** BEGIN **
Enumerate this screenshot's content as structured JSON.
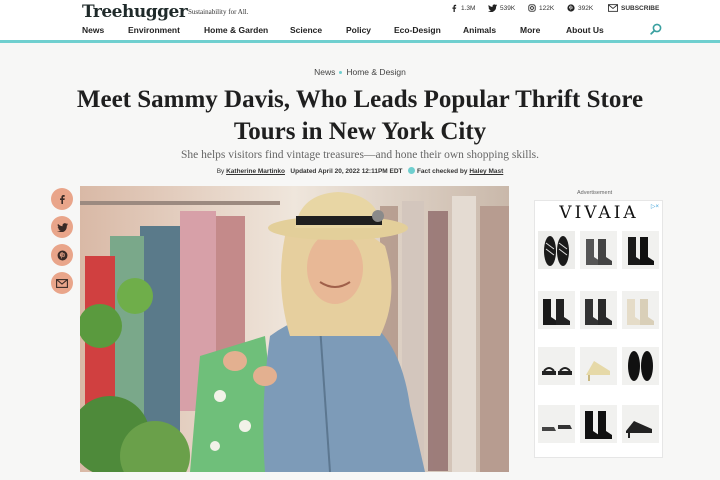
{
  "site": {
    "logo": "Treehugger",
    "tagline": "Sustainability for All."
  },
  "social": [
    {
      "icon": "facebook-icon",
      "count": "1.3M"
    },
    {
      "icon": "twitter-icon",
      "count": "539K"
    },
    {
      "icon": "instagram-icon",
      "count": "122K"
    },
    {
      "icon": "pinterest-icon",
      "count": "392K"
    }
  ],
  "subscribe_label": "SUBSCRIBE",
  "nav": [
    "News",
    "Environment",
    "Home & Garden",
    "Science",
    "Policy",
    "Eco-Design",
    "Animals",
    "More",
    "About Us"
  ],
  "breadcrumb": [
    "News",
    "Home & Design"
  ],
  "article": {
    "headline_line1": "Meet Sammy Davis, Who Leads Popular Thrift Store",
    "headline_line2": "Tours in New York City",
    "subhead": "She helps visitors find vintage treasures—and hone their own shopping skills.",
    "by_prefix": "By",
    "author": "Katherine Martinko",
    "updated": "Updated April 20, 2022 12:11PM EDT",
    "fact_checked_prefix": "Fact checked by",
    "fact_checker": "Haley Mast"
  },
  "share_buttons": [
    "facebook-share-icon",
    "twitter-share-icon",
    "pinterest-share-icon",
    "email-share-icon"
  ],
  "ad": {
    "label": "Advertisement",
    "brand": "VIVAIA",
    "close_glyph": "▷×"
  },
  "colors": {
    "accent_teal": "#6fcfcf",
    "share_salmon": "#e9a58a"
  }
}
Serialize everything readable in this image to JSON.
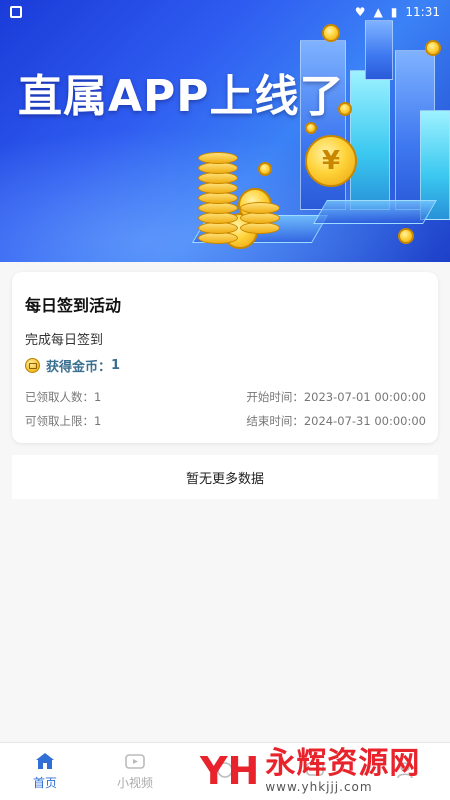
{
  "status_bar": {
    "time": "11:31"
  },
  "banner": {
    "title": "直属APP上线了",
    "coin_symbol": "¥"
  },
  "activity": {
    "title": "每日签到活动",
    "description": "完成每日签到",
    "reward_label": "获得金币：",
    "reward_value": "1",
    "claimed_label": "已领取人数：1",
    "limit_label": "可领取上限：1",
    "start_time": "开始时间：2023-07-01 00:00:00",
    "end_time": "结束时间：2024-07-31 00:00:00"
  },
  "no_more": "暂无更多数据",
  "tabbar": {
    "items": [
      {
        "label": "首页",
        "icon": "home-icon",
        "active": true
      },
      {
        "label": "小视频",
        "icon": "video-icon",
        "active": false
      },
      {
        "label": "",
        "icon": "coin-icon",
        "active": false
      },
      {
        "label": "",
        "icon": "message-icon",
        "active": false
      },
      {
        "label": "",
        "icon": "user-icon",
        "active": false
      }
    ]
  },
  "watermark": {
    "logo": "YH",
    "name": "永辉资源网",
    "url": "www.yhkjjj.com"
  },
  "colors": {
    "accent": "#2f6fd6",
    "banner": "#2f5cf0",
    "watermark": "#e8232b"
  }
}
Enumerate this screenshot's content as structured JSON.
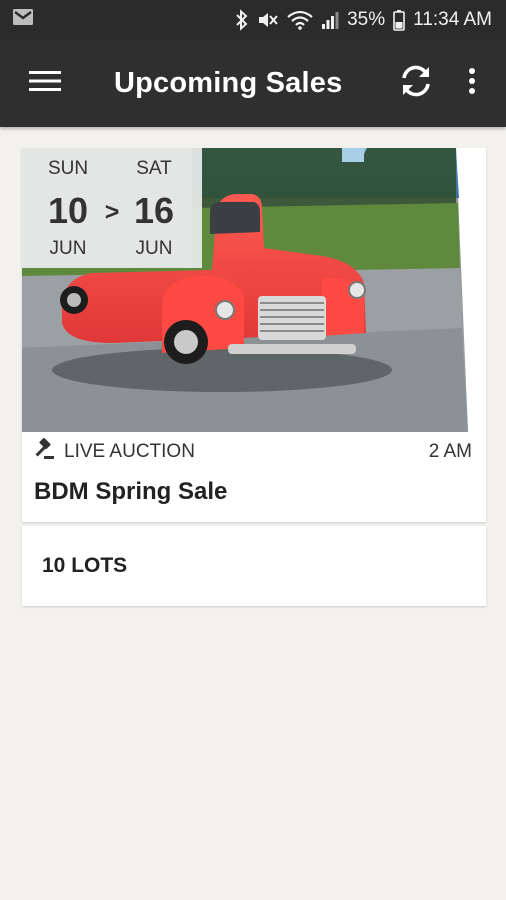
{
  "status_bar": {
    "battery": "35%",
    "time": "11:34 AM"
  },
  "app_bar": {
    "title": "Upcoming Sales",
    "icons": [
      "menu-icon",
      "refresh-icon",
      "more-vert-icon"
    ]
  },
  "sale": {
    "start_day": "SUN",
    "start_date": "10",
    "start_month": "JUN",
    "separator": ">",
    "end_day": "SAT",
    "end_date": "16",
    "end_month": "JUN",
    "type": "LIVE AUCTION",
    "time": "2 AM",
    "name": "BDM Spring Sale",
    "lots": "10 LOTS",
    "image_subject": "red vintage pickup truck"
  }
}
** END **
** BEGIN **
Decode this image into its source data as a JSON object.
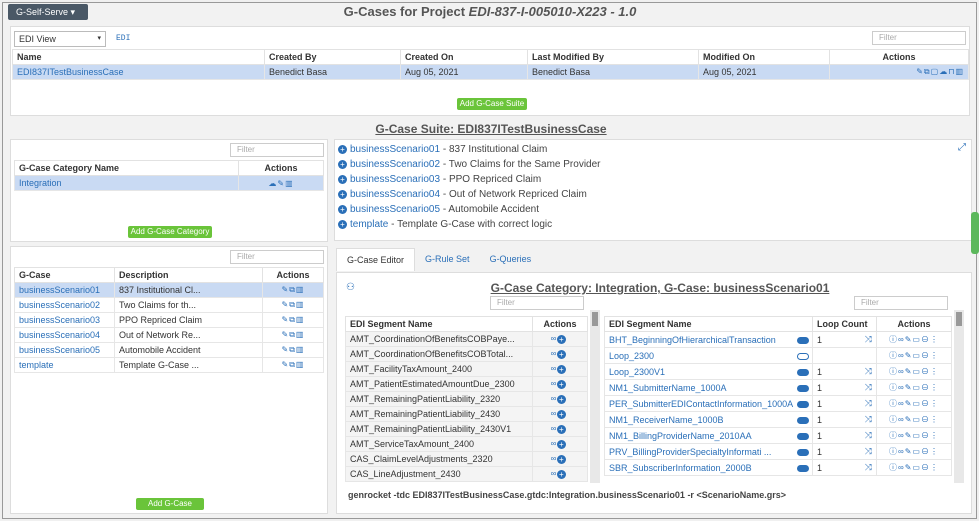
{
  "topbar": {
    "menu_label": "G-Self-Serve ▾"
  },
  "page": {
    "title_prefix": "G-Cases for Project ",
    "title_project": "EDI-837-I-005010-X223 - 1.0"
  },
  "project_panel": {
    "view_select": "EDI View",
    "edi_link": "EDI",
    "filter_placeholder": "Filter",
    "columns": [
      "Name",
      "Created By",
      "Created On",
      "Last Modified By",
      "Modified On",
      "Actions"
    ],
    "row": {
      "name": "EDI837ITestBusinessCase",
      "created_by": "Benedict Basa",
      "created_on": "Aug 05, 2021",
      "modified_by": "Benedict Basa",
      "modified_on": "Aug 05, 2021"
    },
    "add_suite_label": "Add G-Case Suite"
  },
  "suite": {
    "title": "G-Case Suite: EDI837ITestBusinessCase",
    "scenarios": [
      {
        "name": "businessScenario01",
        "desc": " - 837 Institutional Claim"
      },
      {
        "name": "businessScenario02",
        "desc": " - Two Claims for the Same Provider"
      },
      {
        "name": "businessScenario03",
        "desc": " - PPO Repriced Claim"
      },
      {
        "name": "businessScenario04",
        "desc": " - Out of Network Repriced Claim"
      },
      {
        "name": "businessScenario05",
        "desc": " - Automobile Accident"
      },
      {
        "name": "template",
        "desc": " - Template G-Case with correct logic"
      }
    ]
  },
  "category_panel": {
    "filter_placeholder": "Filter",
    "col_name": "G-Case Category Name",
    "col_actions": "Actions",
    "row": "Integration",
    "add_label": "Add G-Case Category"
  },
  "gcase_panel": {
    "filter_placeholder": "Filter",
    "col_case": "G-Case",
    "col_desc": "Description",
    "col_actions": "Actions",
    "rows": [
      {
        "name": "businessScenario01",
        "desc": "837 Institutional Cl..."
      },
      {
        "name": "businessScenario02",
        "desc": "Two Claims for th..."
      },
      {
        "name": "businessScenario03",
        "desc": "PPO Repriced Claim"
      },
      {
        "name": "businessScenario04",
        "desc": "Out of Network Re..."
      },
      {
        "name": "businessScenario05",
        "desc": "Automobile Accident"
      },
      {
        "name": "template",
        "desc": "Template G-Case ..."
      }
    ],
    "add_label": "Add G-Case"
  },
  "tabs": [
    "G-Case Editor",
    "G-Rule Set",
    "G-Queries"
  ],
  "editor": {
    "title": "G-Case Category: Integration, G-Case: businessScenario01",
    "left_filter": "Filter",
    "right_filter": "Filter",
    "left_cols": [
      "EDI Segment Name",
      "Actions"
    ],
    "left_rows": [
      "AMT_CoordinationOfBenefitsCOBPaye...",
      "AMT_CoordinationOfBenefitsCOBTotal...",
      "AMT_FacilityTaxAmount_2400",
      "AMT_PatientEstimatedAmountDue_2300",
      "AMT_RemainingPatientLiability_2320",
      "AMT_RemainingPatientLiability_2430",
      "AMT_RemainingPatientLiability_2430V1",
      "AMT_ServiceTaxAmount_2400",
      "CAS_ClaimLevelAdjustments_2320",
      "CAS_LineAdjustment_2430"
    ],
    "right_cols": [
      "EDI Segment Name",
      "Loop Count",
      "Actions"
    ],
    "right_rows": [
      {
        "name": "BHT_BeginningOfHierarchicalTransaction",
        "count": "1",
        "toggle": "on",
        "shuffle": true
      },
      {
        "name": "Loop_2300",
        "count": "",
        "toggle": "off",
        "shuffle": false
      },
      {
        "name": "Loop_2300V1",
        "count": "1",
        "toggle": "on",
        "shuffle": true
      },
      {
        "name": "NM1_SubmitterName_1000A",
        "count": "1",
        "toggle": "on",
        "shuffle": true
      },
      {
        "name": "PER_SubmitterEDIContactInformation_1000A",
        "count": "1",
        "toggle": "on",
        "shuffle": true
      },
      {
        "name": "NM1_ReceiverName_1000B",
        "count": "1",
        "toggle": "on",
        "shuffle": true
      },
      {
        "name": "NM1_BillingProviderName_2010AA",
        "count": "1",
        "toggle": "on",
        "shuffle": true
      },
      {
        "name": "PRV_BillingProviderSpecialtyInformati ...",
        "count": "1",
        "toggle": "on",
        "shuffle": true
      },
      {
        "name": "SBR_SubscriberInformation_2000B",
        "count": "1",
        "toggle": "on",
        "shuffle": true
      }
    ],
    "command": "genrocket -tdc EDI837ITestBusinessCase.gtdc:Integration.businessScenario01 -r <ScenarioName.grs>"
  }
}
** END **
### [WHAT IS REQUIRED]
Examine the records and pull out every line where the string "Accident" occurs.

### [CORRECT RESULT]
        "desc": " - Automobile Accident"
        "desc": "Automobile Accident"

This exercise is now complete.